— What you should do —
Check each line of the listing for the word "this" and report how many lines contain it, giving nothing but the number.

Items from a figure collection
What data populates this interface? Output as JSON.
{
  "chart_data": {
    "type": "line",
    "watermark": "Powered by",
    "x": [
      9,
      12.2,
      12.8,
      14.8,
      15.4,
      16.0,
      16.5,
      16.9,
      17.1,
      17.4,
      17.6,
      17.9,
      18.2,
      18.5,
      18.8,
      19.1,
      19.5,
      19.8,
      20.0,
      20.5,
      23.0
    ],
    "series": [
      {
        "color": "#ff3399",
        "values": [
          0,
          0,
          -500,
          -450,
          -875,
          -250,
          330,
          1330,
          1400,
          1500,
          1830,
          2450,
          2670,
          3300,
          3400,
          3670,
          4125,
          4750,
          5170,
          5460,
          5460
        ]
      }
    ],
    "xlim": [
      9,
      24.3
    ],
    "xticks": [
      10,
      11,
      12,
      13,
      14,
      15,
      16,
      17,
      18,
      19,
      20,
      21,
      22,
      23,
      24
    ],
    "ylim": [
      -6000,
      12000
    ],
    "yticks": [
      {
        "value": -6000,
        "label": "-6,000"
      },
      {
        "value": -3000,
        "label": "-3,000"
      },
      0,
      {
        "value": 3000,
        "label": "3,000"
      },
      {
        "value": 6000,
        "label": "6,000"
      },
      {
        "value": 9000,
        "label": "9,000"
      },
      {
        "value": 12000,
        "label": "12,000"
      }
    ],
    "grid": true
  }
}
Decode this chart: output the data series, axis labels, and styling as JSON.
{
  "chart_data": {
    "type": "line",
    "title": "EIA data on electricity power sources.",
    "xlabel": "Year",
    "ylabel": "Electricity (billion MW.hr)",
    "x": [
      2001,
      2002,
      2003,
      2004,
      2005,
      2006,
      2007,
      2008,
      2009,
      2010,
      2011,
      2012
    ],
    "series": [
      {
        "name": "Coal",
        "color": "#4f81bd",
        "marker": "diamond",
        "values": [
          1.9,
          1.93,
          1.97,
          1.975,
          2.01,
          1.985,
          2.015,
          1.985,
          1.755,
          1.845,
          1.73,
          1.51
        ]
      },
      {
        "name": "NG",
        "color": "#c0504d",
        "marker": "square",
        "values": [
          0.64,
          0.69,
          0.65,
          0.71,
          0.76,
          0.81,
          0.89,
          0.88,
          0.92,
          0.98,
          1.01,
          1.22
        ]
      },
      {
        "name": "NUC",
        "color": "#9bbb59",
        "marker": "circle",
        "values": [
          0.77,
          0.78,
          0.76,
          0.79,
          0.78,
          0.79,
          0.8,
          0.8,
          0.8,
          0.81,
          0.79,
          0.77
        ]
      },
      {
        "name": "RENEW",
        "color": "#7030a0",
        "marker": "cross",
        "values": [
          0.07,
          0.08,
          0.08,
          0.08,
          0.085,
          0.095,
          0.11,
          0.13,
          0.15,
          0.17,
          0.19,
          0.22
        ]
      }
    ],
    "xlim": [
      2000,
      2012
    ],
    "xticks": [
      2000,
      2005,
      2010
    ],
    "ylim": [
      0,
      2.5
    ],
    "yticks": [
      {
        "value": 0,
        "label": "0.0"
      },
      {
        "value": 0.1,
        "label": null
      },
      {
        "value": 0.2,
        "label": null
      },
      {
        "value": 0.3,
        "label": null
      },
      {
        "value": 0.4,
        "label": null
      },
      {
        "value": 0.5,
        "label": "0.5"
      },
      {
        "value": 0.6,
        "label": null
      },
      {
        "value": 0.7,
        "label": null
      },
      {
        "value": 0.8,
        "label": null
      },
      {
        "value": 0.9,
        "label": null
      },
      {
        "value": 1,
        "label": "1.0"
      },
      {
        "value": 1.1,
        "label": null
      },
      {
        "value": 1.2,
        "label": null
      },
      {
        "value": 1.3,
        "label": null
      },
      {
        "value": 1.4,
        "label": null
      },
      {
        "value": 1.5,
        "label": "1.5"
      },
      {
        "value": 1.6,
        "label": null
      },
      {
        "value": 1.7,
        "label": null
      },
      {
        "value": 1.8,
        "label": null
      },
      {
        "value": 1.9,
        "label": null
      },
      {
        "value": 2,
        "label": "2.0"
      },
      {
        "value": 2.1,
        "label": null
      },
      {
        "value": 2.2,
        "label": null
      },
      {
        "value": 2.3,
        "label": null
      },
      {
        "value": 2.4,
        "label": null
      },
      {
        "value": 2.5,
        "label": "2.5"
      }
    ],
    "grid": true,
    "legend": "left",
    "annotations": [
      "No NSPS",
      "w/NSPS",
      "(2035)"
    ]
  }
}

— Solved exercise —
2